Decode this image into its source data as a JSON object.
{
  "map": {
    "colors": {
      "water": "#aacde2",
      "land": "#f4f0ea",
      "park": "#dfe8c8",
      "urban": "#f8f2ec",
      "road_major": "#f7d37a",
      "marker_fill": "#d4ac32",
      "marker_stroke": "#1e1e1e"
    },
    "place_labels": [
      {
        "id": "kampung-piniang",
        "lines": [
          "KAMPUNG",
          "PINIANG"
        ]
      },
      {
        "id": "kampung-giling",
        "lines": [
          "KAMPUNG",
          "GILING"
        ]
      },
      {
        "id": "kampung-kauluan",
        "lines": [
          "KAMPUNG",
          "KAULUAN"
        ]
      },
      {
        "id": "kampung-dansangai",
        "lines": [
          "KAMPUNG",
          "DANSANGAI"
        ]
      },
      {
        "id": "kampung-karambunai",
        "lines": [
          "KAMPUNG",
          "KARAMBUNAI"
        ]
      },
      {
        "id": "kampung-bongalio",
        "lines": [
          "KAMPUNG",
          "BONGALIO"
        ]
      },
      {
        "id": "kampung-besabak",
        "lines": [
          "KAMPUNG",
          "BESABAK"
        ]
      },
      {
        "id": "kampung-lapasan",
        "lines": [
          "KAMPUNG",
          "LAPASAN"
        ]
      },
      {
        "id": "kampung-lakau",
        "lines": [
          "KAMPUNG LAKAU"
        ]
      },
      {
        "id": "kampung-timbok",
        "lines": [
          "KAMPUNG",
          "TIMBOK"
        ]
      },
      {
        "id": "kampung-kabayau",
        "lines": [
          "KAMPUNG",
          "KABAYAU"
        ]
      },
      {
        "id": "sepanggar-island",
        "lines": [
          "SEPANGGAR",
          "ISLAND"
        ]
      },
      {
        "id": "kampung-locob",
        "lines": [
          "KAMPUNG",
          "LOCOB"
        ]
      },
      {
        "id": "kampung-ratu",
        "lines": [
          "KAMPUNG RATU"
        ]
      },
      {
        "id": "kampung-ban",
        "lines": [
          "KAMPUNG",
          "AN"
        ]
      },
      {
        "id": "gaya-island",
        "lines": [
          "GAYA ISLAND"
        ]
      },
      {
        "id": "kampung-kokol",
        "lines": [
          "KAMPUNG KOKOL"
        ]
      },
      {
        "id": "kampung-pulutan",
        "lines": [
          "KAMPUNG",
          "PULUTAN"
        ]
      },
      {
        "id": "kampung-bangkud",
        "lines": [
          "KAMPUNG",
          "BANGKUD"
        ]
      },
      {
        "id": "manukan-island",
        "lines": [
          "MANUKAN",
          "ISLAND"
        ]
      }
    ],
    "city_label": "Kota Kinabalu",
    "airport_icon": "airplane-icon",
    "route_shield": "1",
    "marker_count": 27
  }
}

**Short problem:** Reproduce the full listing above, character for character.

**Answer for the task:**
Decode this image into its source data as a JSON object.
{
  "map": {
    "colors": {
      "water": "#aacde2",
      "land": "#f4f0ea",
      "park": "#dfe8c8",
      "urban": "#f8f2ec",
      "road_major": "#f7d37a",
      "marker_fill": "#d4ac32",
      "marker_stroke": "#1e1e1e"
    },
    "place_labels": [
      {
        "id": "kampung-piniang",
        "lines": [
          "KAMPUNG",
          "PINIANG"
        ]
      },
      {
        "id": "kampung-giling",
        "lines": [
          "KAMPUNG",
          "GILING"
        ]
      },
      {
        "id": "kampung-kauluan",
        "lines": [
          "KAMPUNG",
          "KAULUAN"
        ]
      },
      {
        "id": "kampung-dansangai",
        "lines": [
          "KAMPUNG",
          "DANSANGAI"
        ]
      },
      {
        "id": "kampung-karambunai",
        "lines": [
          "KAMPUNG",
          "KARAMBUNAI"
        ]
      },
      {
        "id": "kampung-bongalio",
        "lines": [
          "KAMPUNG",
          "BONGALIO"
        ]
      },
      {
        "id": "kampung-besabak",
        "lines": [
          "KAMPUNG",
          "BESABAK"
        ]
      },
      {
        "id": "kampung-lapasan",
        "lines": [
          "KAMPUNG",
          "LAPASAN"
        ]
      },
      {
        "id": "kampung-lakau",
        "lines": [
          "KAMPUNG LAKAU"
        ]
      },
      {
        "id": "kampung-timbok",
        "lines": [
          "KAMPUNG",
          "TIMBOK"
        ]
      },
      {
        "id": "kampung-kabayau",
        "lines": [
          "KAMPUNG",
          "KABAYAU"
        ]
      },
      {
        "id": "sepanggar-island",
        "lines": [
          "SEPANGGAR",
          "ISLAND"
        ]
      },
      {
        "id": "kampung-locob",
        "lines": [
          "KAMPUNG",
          "LOCOB"
        ]
      },
      {
        "id": "kampung-ratu",
        "lines": [
          "KAMPUNG RATU"
        ]
      },
      {
        "id": "kampung-ban",
        "lines": [
          "KAMPUNG",
          "AN"
        ]
      },
      {
        "id": "gaya-island",
        "lines": [
          "GAYA ISLAND"
        ]
      },
      {
        "id": "kampung-kokol",
        "lines": [
          "KAMPUNG KOKOL"
        ]
      },
      {
        "id": "kampung-pulutan",
        "lines": [
          "KAMPUNG",
          "PULUTAN"
        ]
      },
      {
        "id": "kampung-bangkud",
        "lines": [
          "KAMPUNG",
          "BANGKUD"
        ]
      },
      {
        "id": "manukan-island",
        "lines": [
          "MANUKAN",
          "ISLAND"
        ]
      }
    ],
    "city_label": "Kota Kinabalu",
    "airport_icon": "airplane-icon",
    "route_shield": "1",
    "marker_count": 27
  }
}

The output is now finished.